### Saved entries

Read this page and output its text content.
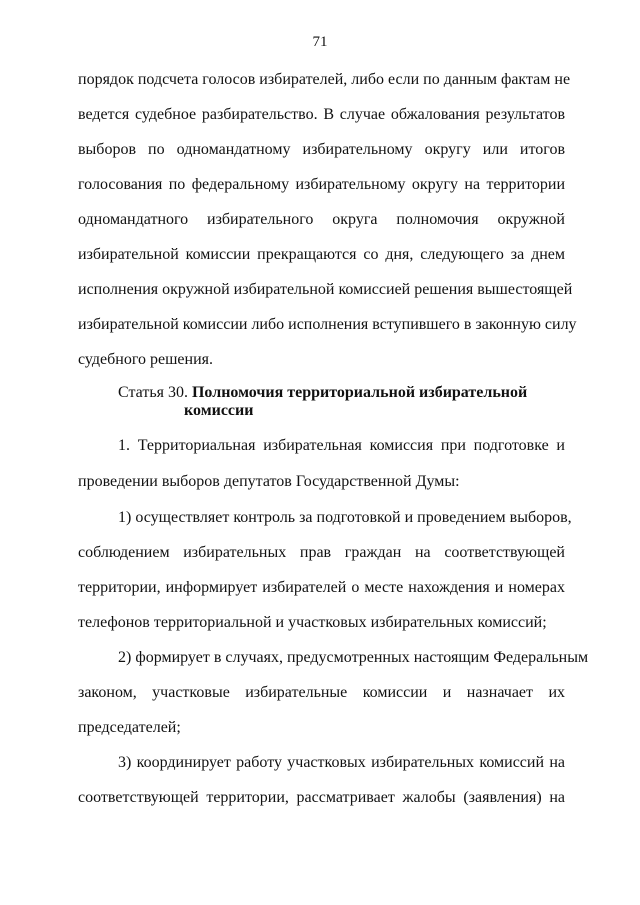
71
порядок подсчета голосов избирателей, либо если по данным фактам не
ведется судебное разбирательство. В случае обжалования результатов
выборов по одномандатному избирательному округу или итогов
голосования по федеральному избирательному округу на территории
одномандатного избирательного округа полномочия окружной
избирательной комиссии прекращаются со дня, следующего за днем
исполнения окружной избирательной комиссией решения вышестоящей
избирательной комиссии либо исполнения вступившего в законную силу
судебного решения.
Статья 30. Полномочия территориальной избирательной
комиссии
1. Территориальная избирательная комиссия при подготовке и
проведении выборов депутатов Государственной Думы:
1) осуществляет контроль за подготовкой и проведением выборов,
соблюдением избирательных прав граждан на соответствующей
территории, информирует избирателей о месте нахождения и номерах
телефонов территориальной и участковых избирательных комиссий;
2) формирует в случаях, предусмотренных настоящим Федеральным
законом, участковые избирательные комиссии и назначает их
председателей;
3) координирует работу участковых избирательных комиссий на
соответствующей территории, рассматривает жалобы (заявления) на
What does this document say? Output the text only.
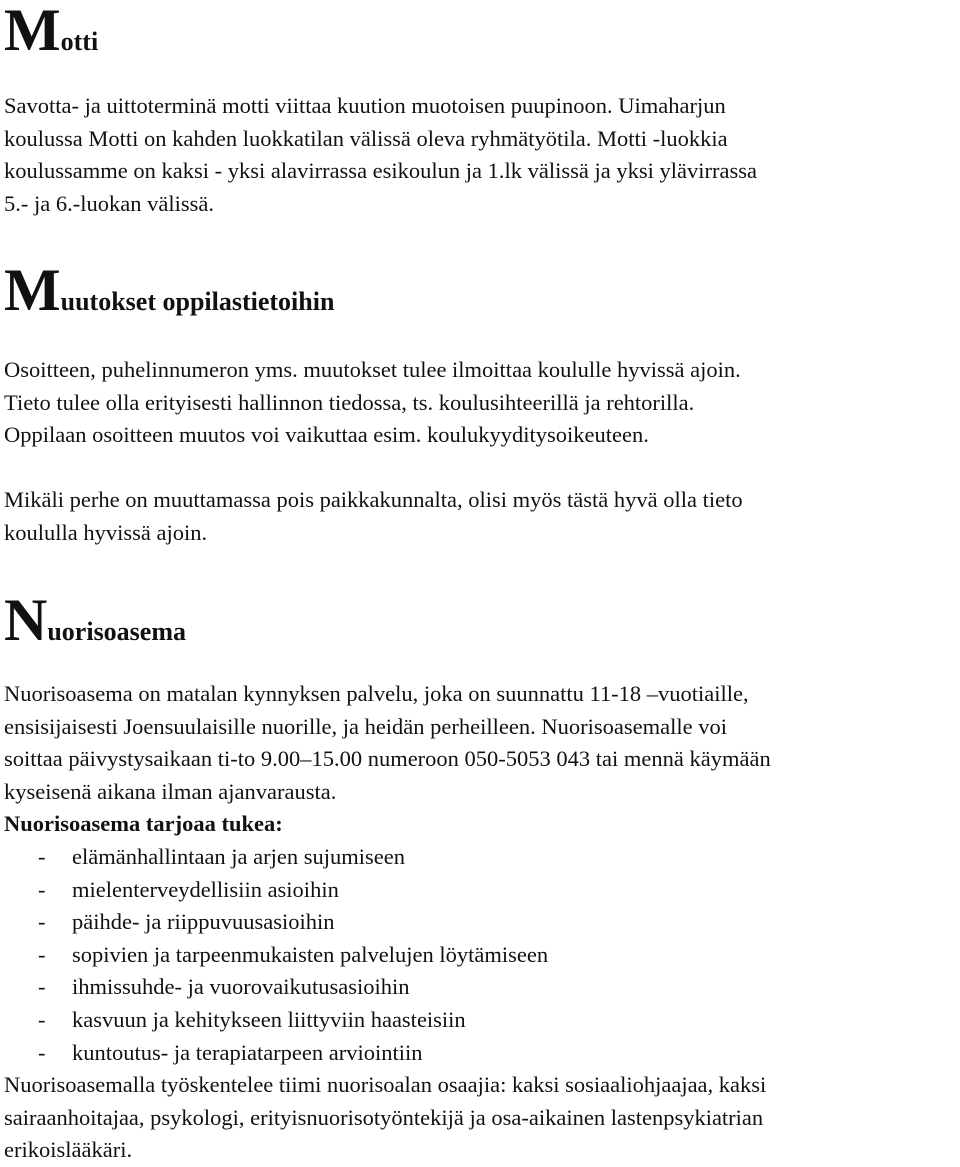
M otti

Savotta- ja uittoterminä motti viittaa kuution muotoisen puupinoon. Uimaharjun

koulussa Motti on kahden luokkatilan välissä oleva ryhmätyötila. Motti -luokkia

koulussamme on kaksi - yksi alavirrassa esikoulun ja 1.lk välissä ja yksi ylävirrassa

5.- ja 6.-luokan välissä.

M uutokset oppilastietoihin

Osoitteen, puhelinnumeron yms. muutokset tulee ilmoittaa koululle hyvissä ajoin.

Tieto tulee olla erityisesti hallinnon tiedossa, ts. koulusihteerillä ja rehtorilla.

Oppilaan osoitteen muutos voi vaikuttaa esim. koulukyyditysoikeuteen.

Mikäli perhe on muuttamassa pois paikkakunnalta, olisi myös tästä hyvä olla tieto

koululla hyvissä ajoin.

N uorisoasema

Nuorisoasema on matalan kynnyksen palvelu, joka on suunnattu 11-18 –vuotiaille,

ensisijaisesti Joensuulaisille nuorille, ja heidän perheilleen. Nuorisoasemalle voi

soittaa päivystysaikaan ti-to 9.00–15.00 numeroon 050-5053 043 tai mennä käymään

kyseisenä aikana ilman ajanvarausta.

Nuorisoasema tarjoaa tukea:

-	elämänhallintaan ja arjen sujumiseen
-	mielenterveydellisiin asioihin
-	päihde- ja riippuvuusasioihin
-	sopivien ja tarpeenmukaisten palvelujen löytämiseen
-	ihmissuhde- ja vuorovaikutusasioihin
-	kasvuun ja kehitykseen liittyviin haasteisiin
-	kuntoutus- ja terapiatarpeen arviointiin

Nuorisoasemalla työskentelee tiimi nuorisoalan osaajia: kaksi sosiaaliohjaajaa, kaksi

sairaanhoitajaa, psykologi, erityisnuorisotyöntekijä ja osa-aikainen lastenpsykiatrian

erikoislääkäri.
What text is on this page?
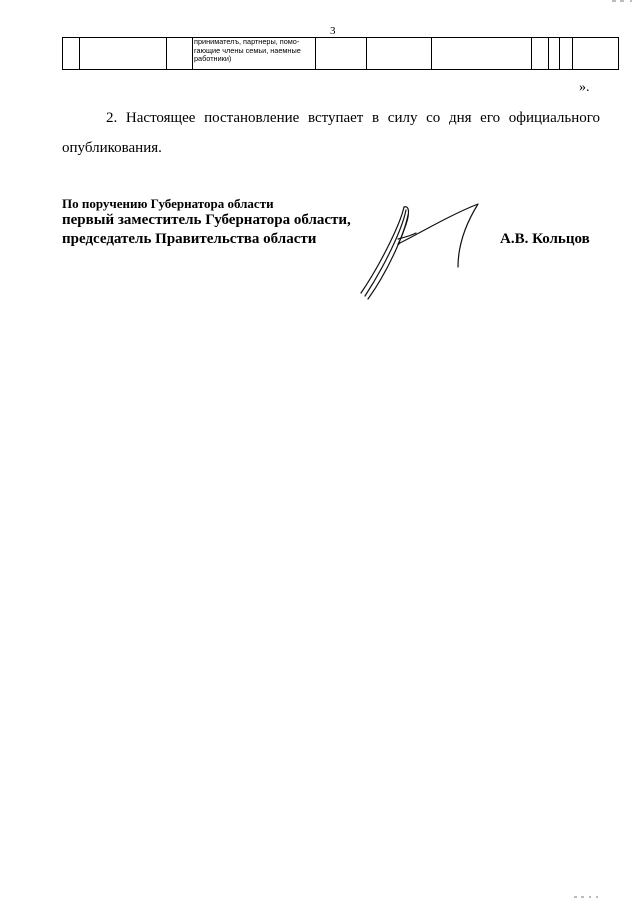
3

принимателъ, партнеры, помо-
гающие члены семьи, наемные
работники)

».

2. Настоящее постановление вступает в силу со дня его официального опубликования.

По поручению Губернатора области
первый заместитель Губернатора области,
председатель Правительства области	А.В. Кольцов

### Set task
Emit the lines of the data above from the one containing "What text is on this page?" through its final line, both endpoints included. Pictures do not belong in the output.

### Complete answer
What text is on this page?
3

принимателъ, партнеры, помо-
гающие члены семьи, наемные
работники)

».

2. Настоящее постановление вступает в силу со дня его официального опубликования.

По поручению Губернатора области
первый заместитель Губернатора области,
председатель Правительства области	А.В. Кольцов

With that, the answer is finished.